Exercise prompt |
Exclude the pictures, then repeat the remaining data exactly.

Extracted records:
——

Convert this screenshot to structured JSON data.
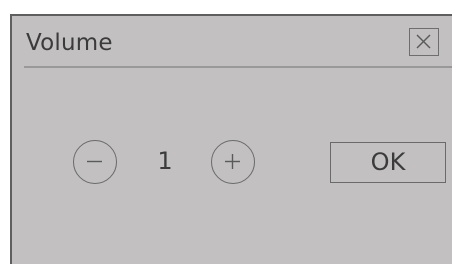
{
  "dialog": {
    "title": "Volume",
    "close_icon": "close-icon",
    "volume": {
      "decrease_icon": "minus-circle-icon",
      "value": "1",
      "increase_icon": "plus-circle-icon"
    },
    "ok_label": "OK"
  },
  "colors": {
    "dialog_background": "#c2c0c1",
    "border": "#5f5f5f",
    "text": "#3b3b3b",
    "divider": "#999999"
  }
}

——

Correct answer |
Convert this screenshot to structured JSON data.
{
  "dialog": {
    "title": "Volume",
    "close_icon": "close-icon",
    "volume": {
      "decrease_icon": "minus-circle-icon",
      "value": "1",
      "increase_icon": "plus-circle-icon"
    },
    "ok_label": "OK"
  },
  "colors": {
    "dialog_background": "#c2c0c1",
    "border": "#5f5f5f",
    "text": "#3b3b3b",
    "divider": "#999999"
  }
}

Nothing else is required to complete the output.